Each line of the material must be returned exactly.

***

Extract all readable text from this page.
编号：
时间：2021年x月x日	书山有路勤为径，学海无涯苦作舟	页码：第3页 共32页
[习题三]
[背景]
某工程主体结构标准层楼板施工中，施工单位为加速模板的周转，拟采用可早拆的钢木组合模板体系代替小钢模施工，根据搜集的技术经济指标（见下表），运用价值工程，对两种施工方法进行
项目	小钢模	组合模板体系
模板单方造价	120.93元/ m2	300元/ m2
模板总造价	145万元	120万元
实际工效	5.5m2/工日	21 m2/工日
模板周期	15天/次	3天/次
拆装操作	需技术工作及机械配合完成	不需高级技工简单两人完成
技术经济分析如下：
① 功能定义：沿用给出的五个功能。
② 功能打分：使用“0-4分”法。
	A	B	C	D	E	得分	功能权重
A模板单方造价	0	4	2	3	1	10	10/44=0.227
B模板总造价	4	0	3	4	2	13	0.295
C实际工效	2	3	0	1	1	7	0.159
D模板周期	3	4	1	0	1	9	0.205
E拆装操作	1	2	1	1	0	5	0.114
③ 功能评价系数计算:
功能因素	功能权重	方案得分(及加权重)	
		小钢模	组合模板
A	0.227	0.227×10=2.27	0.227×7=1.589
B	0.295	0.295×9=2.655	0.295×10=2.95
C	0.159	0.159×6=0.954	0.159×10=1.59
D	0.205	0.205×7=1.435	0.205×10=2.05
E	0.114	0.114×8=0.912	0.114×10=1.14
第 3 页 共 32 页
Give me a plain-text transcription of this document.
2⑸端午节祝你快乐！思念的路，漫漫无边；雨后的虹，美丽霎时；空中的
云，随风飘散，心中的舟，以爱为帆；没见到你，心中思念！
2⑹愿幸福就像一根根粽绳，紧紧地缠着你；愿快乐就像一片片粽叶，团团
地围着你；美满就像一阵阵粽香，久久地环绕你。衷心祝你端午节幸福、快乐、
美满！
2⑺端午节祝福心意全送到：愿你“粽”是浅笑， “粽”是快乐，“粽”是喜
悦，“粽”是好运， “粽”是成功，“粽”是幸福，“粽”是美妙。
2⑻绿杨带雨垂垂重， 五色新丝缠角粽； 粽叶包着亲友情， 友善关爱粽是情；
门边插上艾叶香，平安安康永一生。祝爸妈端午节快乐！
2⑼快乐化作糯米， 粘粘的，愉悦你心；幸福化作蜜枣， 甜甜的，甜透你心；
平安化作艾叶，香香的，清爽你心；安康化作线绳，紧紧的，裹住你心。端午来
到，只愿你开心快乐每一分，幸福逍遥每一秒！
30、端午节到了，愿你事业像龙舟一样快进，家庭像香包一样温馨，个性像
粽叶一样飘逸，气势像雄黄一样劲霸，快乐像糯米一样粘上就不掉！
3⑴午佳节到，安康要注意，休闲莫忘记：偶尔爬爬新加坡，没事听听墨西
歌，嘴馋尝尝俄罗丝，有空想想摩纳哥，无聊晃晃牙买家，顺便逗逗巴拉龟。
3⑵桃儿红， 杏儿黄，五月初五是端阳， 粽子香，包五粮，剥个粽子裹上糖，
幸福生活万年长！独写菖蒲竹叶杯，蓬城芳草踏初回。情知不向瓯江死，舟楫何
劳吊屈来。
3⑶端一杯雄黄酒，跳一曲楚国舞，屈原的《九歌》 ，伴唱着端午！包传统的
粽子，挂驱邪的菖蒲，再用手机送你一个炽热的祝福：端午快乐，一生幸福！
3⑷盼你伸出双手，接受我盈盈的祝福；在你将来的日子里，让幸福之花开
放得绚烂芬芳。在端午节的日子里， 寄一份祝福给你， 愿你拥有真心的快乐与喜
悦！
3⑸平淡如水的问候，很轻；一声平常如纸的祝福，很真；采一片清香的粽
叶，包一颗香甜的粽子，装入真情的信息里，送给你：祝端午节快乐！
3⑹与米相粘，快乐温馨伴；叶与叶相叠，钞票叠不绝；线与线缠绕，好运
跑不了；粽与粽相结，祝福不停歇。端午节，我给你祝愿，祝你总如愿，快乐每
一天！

***

__REPLY__:
Extract all readable text from this page.
编号：
时间：2021年x月x日	书山有路勤为径，学海无涯苦作舟	页码：第3页 共32页
[习题三]
[背景]
某工程主体结构标准层楼板施工中，施工单位为加速模板的周转，拟采用可早拆的钢木组合模板体系代替小钢模施工，根据搜集的技术经济指标（见下表），运用价值工程，对两种施工方法进行
项目	小钢模	组合模板体系
模板单方造价	120.93元/ m2	300元/ m2
模板总造价	145万元	120万元
实际工效	5.5m2/工日	21 m2/工日
模板周期	15天/次	3天/次
拆装操作	需技术工作及机械配合完成	不需高级技工简单两人完成
技术经济分析如下：
① 功能定义：沿用给出的五个功能。
② 功能打分：使用“0-4分”法。
	A	B	C	D	E	得分	功能权重
A模板单方造价	0	4	2	3	1	10	10/44=0.227
B模板总造价	4	0	3	4	2	13	0.295
C实际工效	2	3	0	1	1	7	0.159
D模板周期	3	4	1	0	1	9	0.205
E拆装操作	1	2	1	1	0	5	0.114
③ 功能评价系数计算:
功能因素	功能权重	方案得分(及加权重)	
		小钢模	组合模板
A	0.227	0.227×10=2.27	0.227×7=1.589
B	0.295	0.295×9=2.655	0.295×10=2.95
C	0.159	0.159×6=0.954	0.159×10=1.59
D	0.205	0.205×7=1.435	0.205×10=2.05
E	0.114	0.114×8=0.912	0.114×10=1.14
第 3 页 共 32 页
Give me a plain-text transcription of this document.
2⑸端午节祝你快乐！思念的路，漫漫无边；雨后的虹，美丽霎时；空中的
云，随风飘散，心中的舟，以爱为帆；没见到你，心中思念！
2⑹愿幸福就像一根根粽绳，紧紧地缠着你；愿快乐就像一片片粽叶，团团
地围着你；美满就像一阵阵粽香，久久地环绕你。衷心祝你端午节幸福、快乐、
美满！
2⑺端午节祝福心意全送到：愿你“粽”是浅笑， “粽”是快乐，“粽”是喜
悦，“粽”是好运， “粽”是成功，“粽”是幸福，“粽”是美妙。
2⑻绿杨带雨垂垂重， 五色新丝缠角粽； 粽叶包着亲友情， 友善关爱粽是情；
门边插上艾叶香，平安安康永一生。祝爸妈端午节快乐！
2⑼快乐化作糯米， 粘粘的，愉悦你心；幸福化作蜜枣， 甜甜的，甜透你心；
平安化作艾叶，香香的，清爽你心；安康化作线绳，紧紧的，裹住你心。端午来
到，只愿你开心快乐每一分，幸福逍遥每一秒！
30、端午节到了，愿你事业像龙舟一样快进，家庭像香包一样温馨，个性像
粽叶一样飘逸，气势像雄黄一样劲霸，快乐像糯米一样粘上就不掉！
3⑴午佳节到，安康要注意，休闲莫忘记：偶尔爬爬新加坡，没事听听墨西
歌，嘴馋尝尝俄罗丝，有空想想摩纳哥，无聊晃晃牙买家，顺便逗逗巴拉龟。
3⑵桃儿红， 杏儿黄，五月初五是端阳， 粽子香，包五粮，剥个粽子裹上糖，
幸福生活万年长！独写菖蒲竹叶杯，蓬城芳草踏初回。情知不向瓯江死，舟楫何
劳吊屈来。
3⑶端一杯雄黄酒，跳一曲楚国舞，屈原的《九歌》 ，伴唱着端午！包传统的
粽子，挂驱邪的菖蒲，再用手机送你一个炽热的祝福：端午快乐，一生幸福！
3⑷盼你伸出双手，接受我盈盈的祝福；在你将来的日子里，让幸福之花开
放得绚烂芬芳。在端午节的日子里， 寄一份祝福给你， 愿你拥有真心的快乐与喜
悦！
3⑸平淡如水的问候，很轻；一声平常如纸的祝福，很真；采一片清香的粽
叶，包一颗香甜的粽子，装入真情的信息里，送给你：祝端午节快乐！
3⑹与米相粘，快乐温馨伴；叶与叶相叠，钞票叠不绝；线与线缠绕，好运
跑不了；粽与粽相结，祝福不停歇。端午节，我给你祝愿，祝你总如愿，快乐每
一天！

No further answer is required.